= GIVEN EXERCISE =
Reproduce verbatim, and with nothing else, the lines of the records that begin with the line containing "514, 1157, 538]" and end with the line containing "132, 482, 166]", both of those lines included.

** Start **

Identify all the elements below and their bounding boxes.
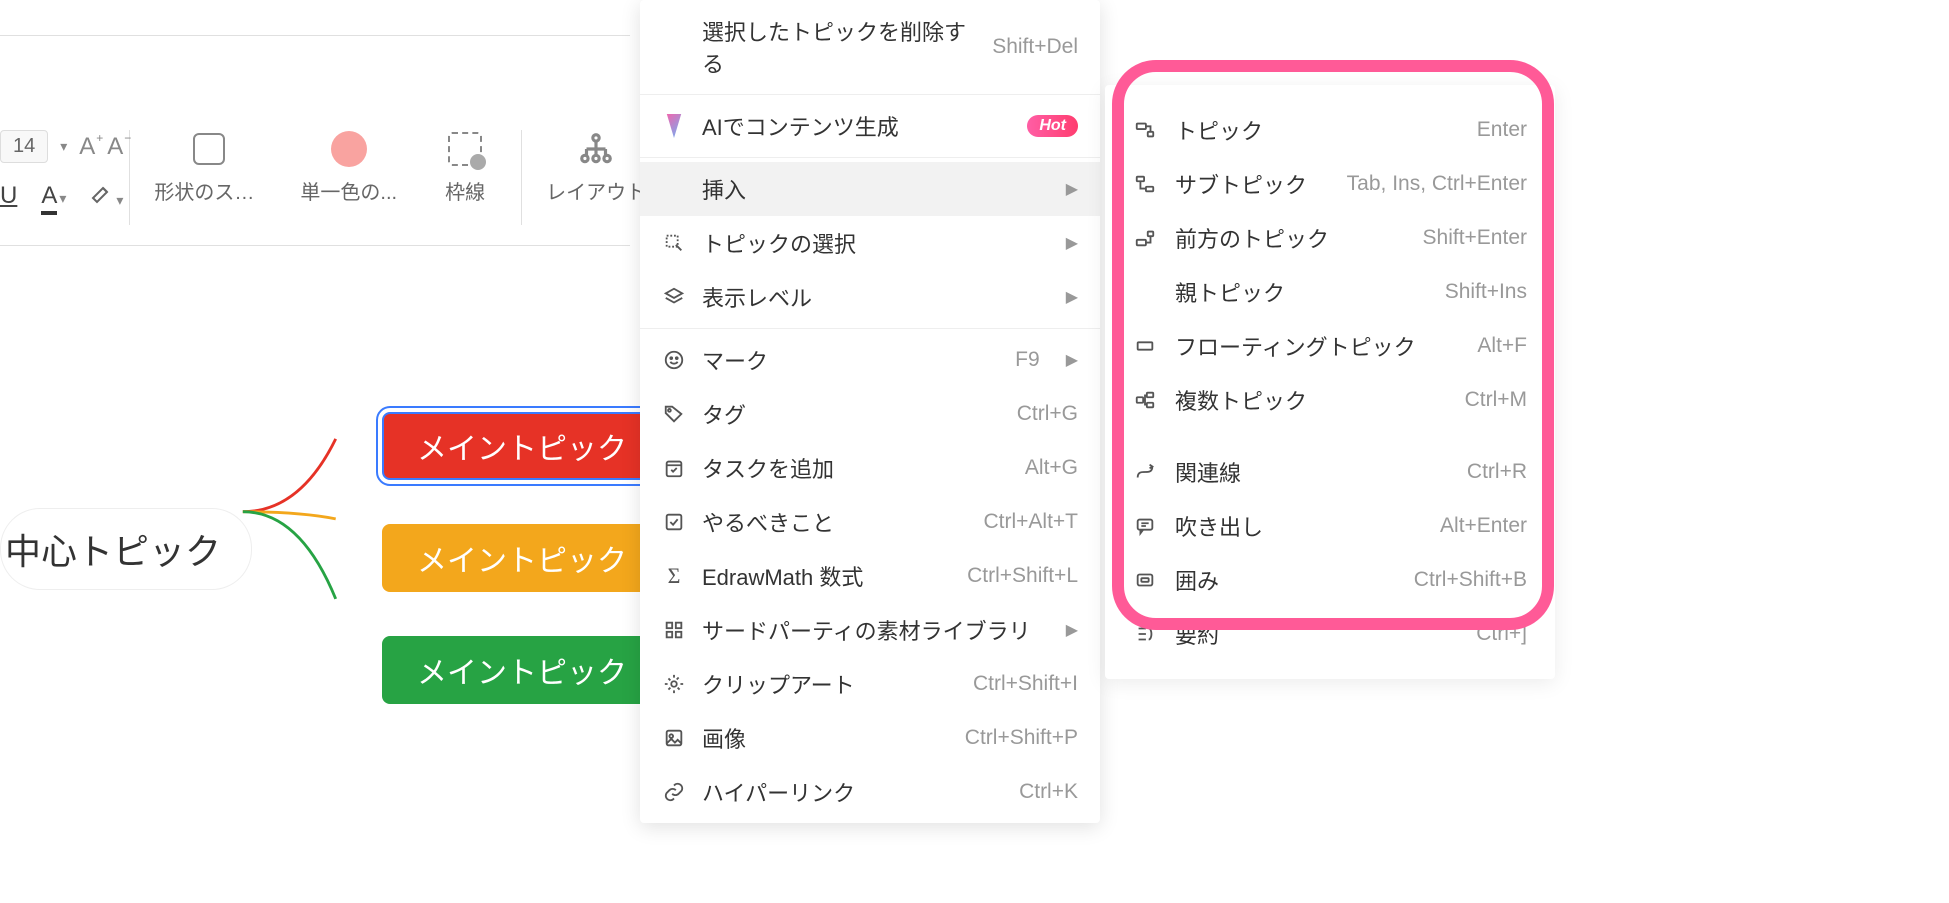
callout-icon	[1133, 514, 1157, 538]
font-size-input[interactable]: 14	[0, 130, 48, 163]
single-color-button[interactable]: 単一色の...	[282, 130, 415, 205]
underline-button[interactable]: U	[0, 182, 17, 210]
frame-icon	[448, 132, 482, 166]
submenu-boundary[interactable]: 囲み Ctrl+Shift+B	[1105, 553, 1555, 607]
submenu-callout[interactable]: 吹き出し Alt+Enter	[1105, 499, 1555, 553]
shape-style-button[interactable]: 形状のスタ...	[136, 130, 282, 205]
smile-icon	[662, 348, 686, 372]
context-menu: 選択したトピックを削除する Shift+Del AIでコンテンツ生成 Hot 挿…	[640, 0, 1100, 823]
topic-icon	[1133, 118, 1157, 142]
menu-edrawmath[interactable]: Σ EdrawMath 数式 Ctrl+Shift+L	[640, 549, 1100, 603]
insert-submenu: トピック Enter サブトピック Tab, Ins, Ctrl+Enter 前…	[1105, 85, 1555, 679]
calendar-check-icon	[662, 456, 686, 480]
main-topic-1[interactable]: メイントピック	[382, 412, 662, 480]
circle-icon	[331, 131, 367, 167]
summary-icon	[1133, 622, 1157, 646]
submenu-multiple-topics[interactable]: 複数トピック Ctrl+M	[1105, 373, 1555, 427]
chevron-right-icon: ▶	[1066, 350, 1078, 370]
highlighter-button[interactable]: ▾	[90, 181, 123, 211]
submenu-relationship[interactable]: 関連線 Ctrl+R	[1105, 445, 1555, 499]
ai-icon	[662, 114, 686, 138]
submenu-topic-before[interactable]: 前方のトピック Shift+Enter	[1105, 211, 1555, 265]
submenu-summary[interactable]: 要約 Ctrl+]	[1105, 607, 1555, 661]
subtopic-icon	[1133, 172, 1157, 196]
menu-tag[interactable]: タグ Ctrl+G	[640, 387, 1100, 441]
layers-icon	[662, 285, 686, 309]
select-icon	[662, 231, 686, 255]
tag-icon	[662, 402, 686, 426]
floating-icon	[1133, 334, 1157, 358]
menu-ai-generate[interactable]: AIでコンテンツ生成 Hot	[640, 99, 1100, 153]
main-topic-2[interactable]: メイントピック	[382, 524, 662, 592]
menu-clipart[interactable]: クリップアート Ctrl+Shift+I	[640, 657, 1100, 711]
layout-icon	[577, 130, 615, 168]
menu-select-topic[interactable]: トピックの選択 ▶	[640, 216, 1100, 270]
menu-hyperlink[interactable]: ハイパーリンク Ctrl+K	[640, 765, 1100, 819]
submenu-topic[interactable]: トピック Enter	[1105, 103, 1555, 157]
font-decrease-button[interactable]: A	[107, 133, 123, 161]
submenu-parent-topic[interactable]: 親トピック Shift+Ins	[1105, 265, 1555, 319]
chevron-right-icon: ▶	[1066, 287, 1078, 307]
image-icon	[662, 726, 686, 750]
sigma-icon: Σ	[662, 564, 686, 588]
grid-icon	[662, 618, 686, 642]
submenu-subtopic[interactable]: サブトピック Tab, Ins, Ctrl+Enter	[1105, 157, 1555, 211]
menu-todo[interactable]: やるべきこと Ctrl+Alt+T	[640, 495, 1100, 549]
menu-delete-topic[interactable]: 選択したトピックを削除する Shift+Del	[640, 4, 1100, 90]
menu-image[interactable]: 画像 Ctrl+Shift+P	[640, 711, 1100, 765]
checkbox-icon	[662, 510, 686, 534]
menu-display-level[interactable]: 表示レベル ▶	[640, 270, 1100, 324]
menu-add-task[interactable]: タスクを追加 Alt+G	[640, 441, 1100, 495]
boundary-icon	[1133, 568, 1157, 592]
chevron-right-icon: ▶	[1066, 233, 1078, 253]
link-icon	[662, 780, 686, 804]
relationship-icon	[1133, 460, 1157, 484]
menu-third-party[interactable]: サードパーティの素材ライブラリ ▶	[640, 603, 1100, 657]
text-color-button[interactable]: A▾	[41, 182, 66, 210]
chevron-right-icon: ▶	[1066, 179, 1078, 199]
central-topic[interactable]: 中心トピック	[0, 508, 252, 590]
square-icon	[193, 133, 225, 165]
menu-insert[interactable]: 挿入 ▶	[640, 162, 1100, 216]
topic-before-icon	[1133, 226, 1157, 250]
multiple-topics-icon	[1133, 388, 1157, 412]
hot-badge: Hot	[1027, 115, 1078, 137]
main-topic-3[interactable]: メイントピック	[382, 636, 662, 704]
mindmap-canvas[interactable]: 中心トピック メイントピック メイントピック メイントピック	[0, 246, 640, 901]
menu-mark[interactable]: マーク F9 ▶	[640, 333, 1100, 387]
chevron-right-icon: ▶	[1066, 620, 1078, 640]
submenu-floating-topic[interactable]: フローティングトピック Alt+F	[1105, 319, 1555, 373]
gear-icon	[662, 672, 686, 696]
frame-button[interactable]: 枠線	[415, 130, 515, 205]
font-increase-button[interactable]: A	[79, 133, 95, 161]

** End **

= OUTPUT BELOW =
callout-icon	[1133, 514, 1157, 538]
font-size-input[interactable]: 14	[0, 130, 48, 163]
single-color-button[interactable]: 単一色の...	[282, 130, 415, 205]
underline-button[interactable]: U	[0, 182, 17, 210]
frame-icon	[448, 132, 482, 166]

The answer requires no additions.